*What to produce*:
The answer should be a single number: how many lines of the entries below hold the word "name".

*Material shown*:
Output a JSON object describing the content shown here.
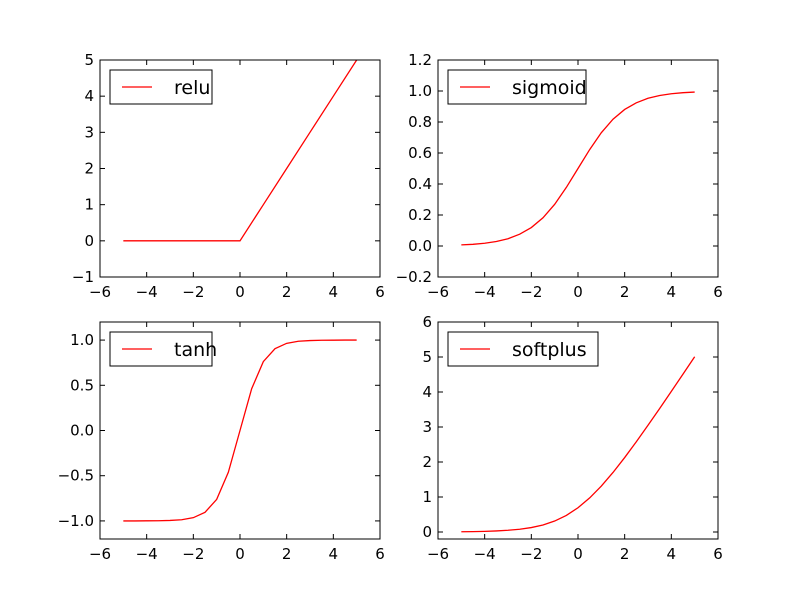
{
  "chart_data": [
    {
      "type": "line",
      "title": "",
      "xlabel": "",
      "ylabel": "",
      "xlim": [
        -6,
        6
      ],
      "ylim": [
        -1,
        5
      ],
      "xticks": [
        -6,
        -4,
        -2,
        0,
        2,
        4,
        6
      ],
      "yticks": [
        -1,
        0,
        1,
        2,
        3,
        4,
        5
      ],
      "xtick_labels": [
        "−6",
        "−4",
        "−2",
        "0",
        "2",
        "4",
        "6"
      ],
      "ytick_labels": [
        "−1",
        "0",
        "1",
        "2",
        "3",
        "4",
        "5"
      ],
      "legend_position": "upper-left",
      "grid": false,
      "series": [
        {
          "name": "relu",
          "color": "#ff0000",
          "x": [
            -5,
            -4,
            -3,
            -2,
            -1,
            0,
            1,
            2,
            3,
            4,
            5
          ],
          "y": [
            0,
            0,
            0,
            0,
            0,
            0,
            1,
            2,
            3,
            4,
            5
          ]
        }
      ]
    },
    {
      "type": "line",
      "title": "",
      "xlabel": "",
      "ylabel": "",
      "xlim": [
        -6,
        6
      ],
      "ylim": [
        -0.2,
        1.2
      ],
      "xticks": [
        -6,
        -4,
        -2,
        0,
        2,
        4,
        6
      ],
      "yticks": [
        -0.2,
        0.0,
        0.2,
        0.4,
        0.6,
        0.8,
        1.0,
        1.2
      ],
      "xtick_labels": [
        "−6",
        "−4",
        "−2",
        "0",
        "2",
        "4",
        "6"
      ],
      "ytick_labels": [
        "−0.2",
        "0.0",
        "0.2",
        "0.4",
        "0.6",
        "0.8",
        "1.0",
        "1.2"
      ],
      "legend_position": "upper-left",
      "grid": false,
      "series": [
        {
          "name": "sigmoid",
          "color": "#ff0000",
          "x": [
            -5,
            -4.5,
            -4,
            -3.5,
            -3,
            -2.5,
            -2,
            -1.5,
            -1,
            -0.5,
            0,
            0.5,
            1,
            1.5,
            2,
            2.5,
            3,
            3.5,
            4,
            4.5,
            5
          ],
          "y": [
            0.007,
            0.011,
            0.018,
            0.029,
            0.047,
            0.076,
            0.119,
            0.182,
            0.269,
            0.378,
            0.5,
            0.622,
            0.731,
            0.818,
            0.881,
            0.924,
            0.953,
            0.971,
            0.982,
            0.989,
            0.993
          ]
        }
      ]
    },
    {
      "type": "line",
      "title": "",
      "xlabel": "",
      "ylabel": "",
      "xlim": [
        -6,
        6
      ],
      "ylim": [
        -1.2,
        1.2
      ],
      "xticks": [
        -6,
        -4,
        -2,
        0,
        2,
        4,
        6
      ],
      "yticks": [
        -1.0,
        -0.5,
        0.0,
        0.5,
        1.0
      ],
      "xtick_labels": [
        "−6",
        "−4",
        "−2",
        "0",
        "2",
        "4",
        "6"
      ],
      "ytick_labels": [
        "−1.0",
        "−0.5",
        "0.0",
        "0.5",
        "1.0"
      ],
      "legend_position": "upper-left",
      "grid": false,
      "series": [
        {
          "name": "tanh",
          "color": "#ff0000",
          "x": [
            -5,
            -4.5,
            -4,
            -3.5,
            -3,
            -2.5,
            -2,
            -1.5,
            -1,
            -0.5,
            0,
            0.5,
            1,
            1.5,
            2,
            2.5,
            3,
            3.5,
            4,
            4.5,
            5
          ],
          "y": [
            -1.0,
            -1.0,
            -0.999,
            -0.998,
            -0.995,
            -0.987,
            -0.964,
            -0.905,
            -0.762,
            -0.462,
            0.0,
            0.462,
            0.762,
            0.905,
            0.964,
            0.987,
            0.995,
            0.998,
            0.999,
            1.0,
            1.0
          ]
        }
      ]
    },
    {
      "type": "line",
      "title": "",
      "xlabel": "",
      "ylabel": "",
      "xlim": [
        -6,
        6
      ],
      "ylim": [
        -0.2,
        6
      ],
      "xticks": [
        -6,
        -4,
        -2,
        0,
        2,
        4,
        6
      ],
      "yticks": [
        0,
        1,
        2,
        3,
        4,
        5,
        6
      ],
      "xtick_labels": [
        "−6",
        "−4",
        "−2",
        "0",
        "2",
        "4",
        "6"
      ],
      "ytick_labels": [
        "0",
        "1",
        "2",
        "3",
        "4",
        "5",
        "6"
      ],
      "legend_position": "upper-left",
      "grid": false,
      "series": [
        {
          "name": "softplus",
          "color": "#ff0000",
          "x": [
            -5,
            -4.5,
            -4,
            -3.5,
            -3,
            -2.5,
            -2,
            -1.5,
            -1,
            -0.5,
            0,
            0.5,
            1,
            1.5,
            2,
            2.5,
            3,
            3.5,
            4,
            4.5,
            5
          ],
          "y": [
            0.007,
            0.011,
            0.018,
            0.03,
            0.049,
            0.079,
            0.127,
            0.201,
            0.313,
            0.474,
            0.693,
            0.974,
            1.313,
            1.701,
            2.127,
            2.579,
            3.049,
            3.53,
            4.018,
            4.511,
            5.007
          ]
        }
      ]
    }
  ]
}
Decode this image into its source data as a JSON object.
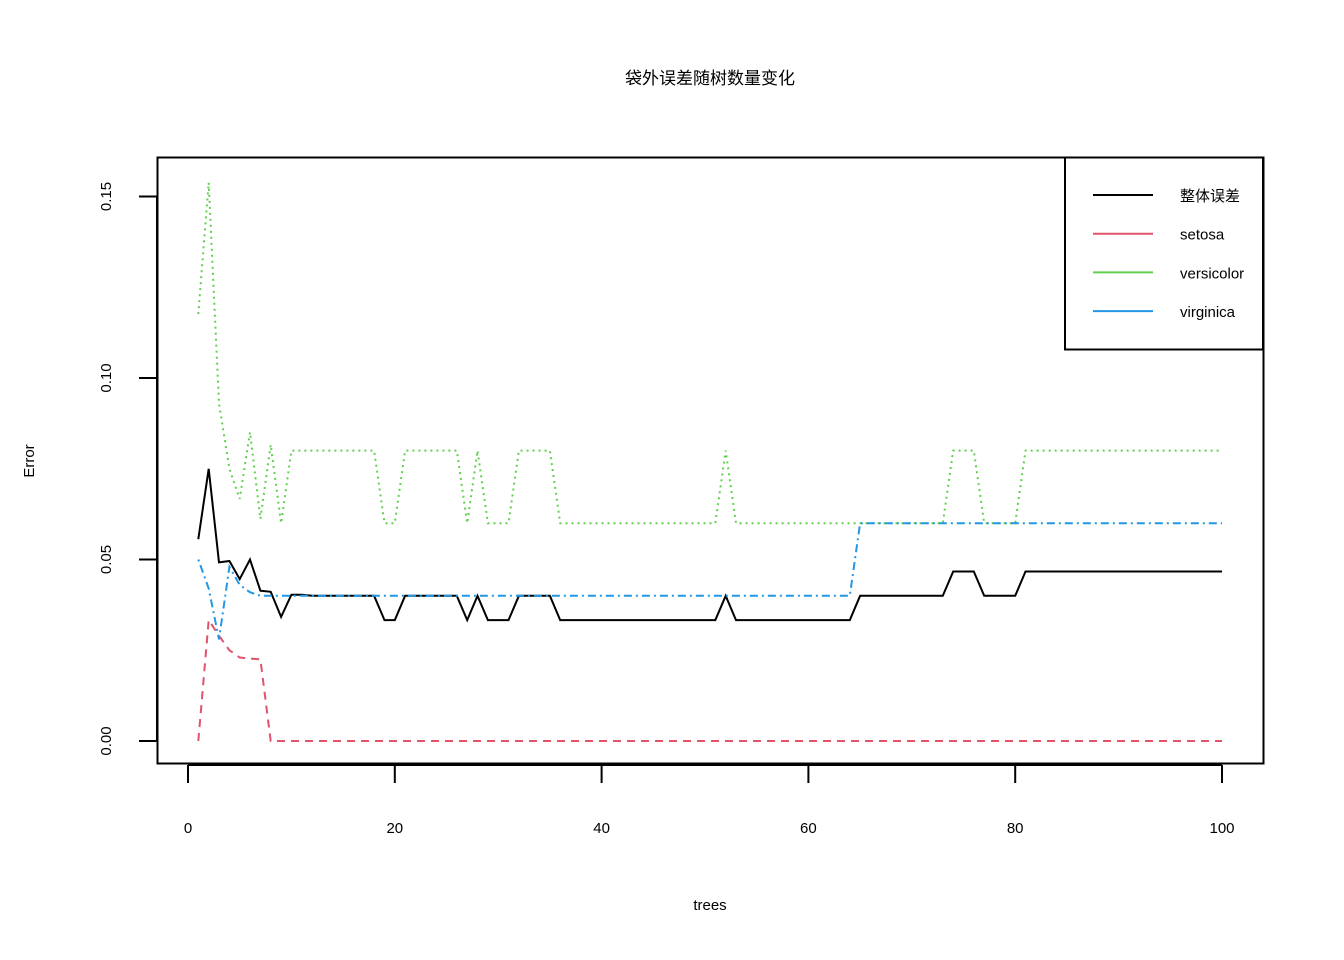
{
  "chart_data": {
    "type": "line",
    "title": "袋外误差随树数量变化",
    "xlabel": "trees",
    "ylabel": "Error",
    "xlim": [
      1,
      100
    ],
    "ylim": [
      0,
      0.154
    ],
    "x_ticks": [
      0,
      20,
      40,
      60,
      80,
      100
    ],
    "x_tick_labels": [
      "0",
      "20",
      "40",
      "60",
      "80",
      "100"
    ],
    "y_ticks": [
      0,
      0.05,
      0.1,
      0.15
    ],
    "y_tick_labels": [
      "0.00",
      "0.05",
      "0.10",
      "0.15"
    ],
    "grid": false,
    "legend_position": "top-right",
    "series": [
      {
        "name": "整体误差",
        "color": "#000000",
        "dash": "solid",
        "values": [
          0.0556,
          0.075,
          0.0492,
          0.0496,
          0.0446,
          0.05,
          0.0414,
          0.0411,
          0.0342,
          0.0403,
          0.0403,
          0.04,
          0.04,
          0.04,
          0.04,
          0.04,
          0.04,
          0.04,
          0.0333,
          0.0333,
          0.04,
          0.04,
          0.04,
          0.04,
          0.04,
          0.04,
          0.0333,
          0.04,
          0.0333,
          0.0333,
          0.0333,
          0.04,
          0.04,
          0.04,
          0.04,
          0.0333,
          0.0333,
          0.0333,
          0.0333,
          0.0333,
          0.0333,
          0.0333,
          0.0333,
          0.0333,
          0.0333,
          0.0333,
          0.0333,
          0.0333,
          0.0333,
          0.0333,
          0.0333,
          0.04,
          0.0333,
          0.0333,
          0.0333,
          0.0333,
          0.0333,
          0.0333,
          0.0333,
          0.0333,
          0.0333,
          0.0333,
          0.0333,
          0.0333,
          0.04,
          0.04,
          0.04,
          0.04,
          0.04,
          0.04,
          0.04,
          0.04,
          0.04,
          0.0467,
          0.0467,
          0.0467,
          0.04,
          0.04,
          0.04,
          0.04,
          0.0467,
          0.0467,
          0.0467,
          0.0467,
          0.0467,
          0.0467,
          0.0467,
          0.0467,
          0.0467,
          0.0467,
          0.0467,
          0.0467,
          0.0467,
          0.0467,
          0.0467,
          0.0467,
          0.0467,
          0.0467,
          0.0467,
          0.0467
        ]
      },
      {
        "name": "setosa",
        "color": "#DF536B",
        "dash": "dashed",
        "values": [
          0.0,
          0.0333,
          0.029,
          0.025,
          0.023,
          0.0227,
          0.0225,
          0.0,
          0.0,
          0.0,
          0.0,
          0.0,
          0.0,
          0.0,
          0.0,
          0.0,
          0.0,
          0.0,
          0.0,
          0.0,
          0.0,
          0.0,
          0.0,
          0.0,
          0.0,
          0.0,
          0.0,
          0.0,
          0.0,
          0.0,
          0.0,
          0.0,
          0.0,
          0.0,
          0.0,
          0.0,
          0.0,
          0.0,
          0.0,
          0.0,
          0.0,
          0.0,
          0.0,
          0.0,
          0.0,
          0.0,
          0.0,
          0.0,
          0.0,
          0.0,
          0.0,
          0.0,
          0.0,
          0.0,
          0.0,
          0.0,
          0.0,
          0.0,
          0.0,
          0.0,
          0.0,
          0.0,
          0.0,
          0.0,
          0.0,
          0.0,
          0.0,
          0.0,
          0.0,
          0.0,
          0.0,
          0.0,
          0.0,
          0.0,
          0.0,
          0.0,
          0.0,
          0.0,
          0.0,
          0.0,
          0.0,
          0.0,
          0.0,
          0.0,
          0.0,
          0.0,
          0.0,
          0.0,
          0.0,
          0.0,
          0.0,
          0.0,
          0.0,
          0.0,
          0.0,
          0.0,
          0.0,
          0.0,
          0.0,
          0.0
        ]
      },
      {
        "name": "versicolor",
        "color": "#61D04F",
        "dash": "dotted",
        "values": [
          0.1176,
          0.1538,
          0.093,
          0.075,
          0.0667,
          0.0851,
          0.0612,
          0.0816,
          0.06,
          0.08,
          0.08,
          0.08,
          0.08,
          0.08,
          0.08,
          0.08,
          0.08,
          0.08,
          0.06,
          0.06,
          0.08,
          0.08,
          0.08,
          0.08,
          0.08,
          0.08,
          0.06,
          0.08,
          0.06,
          0.06,
          0.06,
          0.08,
          0.08,
          0.08,
          0.08,
          0.06,
          0.06,
          0.06,
          0.06,
          0.06,
          0.06,
          0.06,
          0.06,
          0.06,
          0.06,
          0.06,
          0.06,
          0.06,
          0.06,
          0.06,
          0.06,
          0.08,
          0.06,
          0.06,
          0.06,
          0.06,
          0.06,
          0.06,
          0.06,
          0.06,
          0.06,
          0.06,
          0.06,
          0.06,
          0.06,
          0.06,
          0.06,
          0.06,
          0.06,
          0.06,
          0.06,
          0.06,
          0.06,
          0.08,
          0.08,
          0.08,
          0.06,
          0.06,
          0.06,
          0.06,
          0.08,
          0.08,
          0.08,
          0.08,
          0.08,
          0.08,
          0.08,
          0.08,
          0.08,
          0.08,
          0.08,
          0.08,
          0.08,
          0.08,
          0.08,
          0.08,
          0.08,
          0.08,
          0.08,
          0.08
        ]
      },
      {
        "name": "virginica",
        "color": "#2297E6",
        "dash": "dotdash",
        "values": [
          0.05,
          0.042,
          0.028,
          0.048,
          0.043,
          0.041,
          0.04,
          0.04,
          0.04,
          0.04,
          0.04,
          0.04,
          0.04,
          0.04,
          0.04,
          0.04,
          0.04,
          0.04,
          0.04,
          0.04,
          0.04,
          0.04,
          0.04,
          0.04,
          0.04,
          0.04,
          0.04,
          0.04,
          0.04,
          0.04,
          0.04,
          0.04,
          0.04,
          0.04,
          0.04,
          0.04,
          0.04,
          0.04,
          0.04,
          0.04,
          0.04,
          0.04,
          0.04,
          0.04,
          0.04,
          0.04,
          0.04,
          0.04,
          0.04,
          0.04,
          0.04,
          0.04,
          0.04,
          0.04,
          0.04,
          0.04,
          0.04,
          0.04,
          0.04,
          0.04,
          0.04,
          0.04,
          0.04,
          0.04,
          0.06,
          0.06,
          0.06,
          0.06,
          0.06,
          0.06,
          0.06,
          0.06,
          0.06,
          0.06,
          0.06,
          0.06,
          0.06,
          0.06,
          0.06,
          0.06,
          0.06,
          0.06,
          0.06,
          0.06,
          0.06,
          0.06,
          0.06,
          0.06,
          0.06,
          0.06,
          0.06,
          0.06,
          0.06,
          0.06,
          0.06,
          0.06,
          0.06,
          0.06,
          0.06,
          0.06
        ]
      }
    ]
  }
}
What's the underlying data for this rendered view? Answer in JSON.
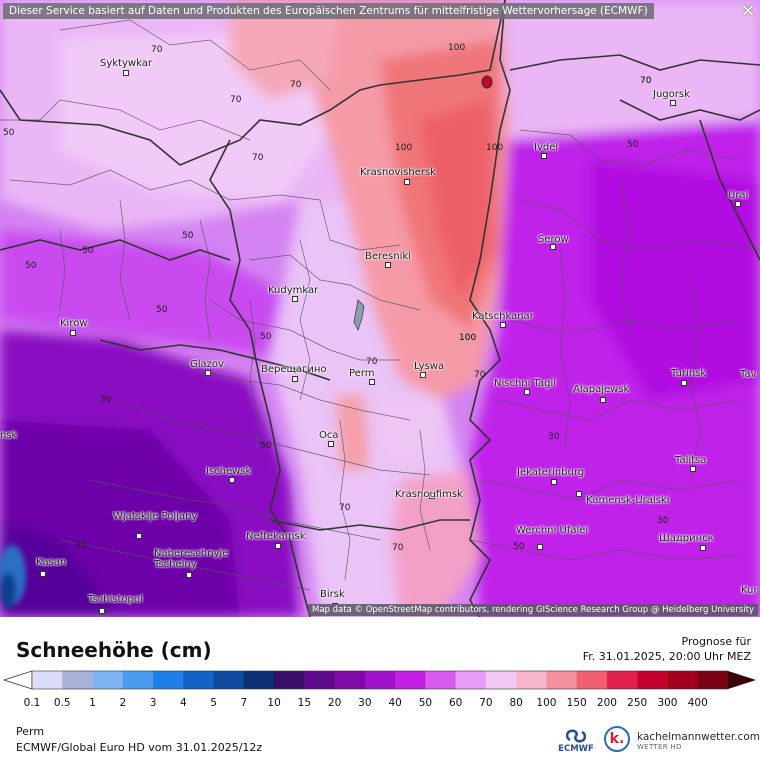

*Problem solution*:
8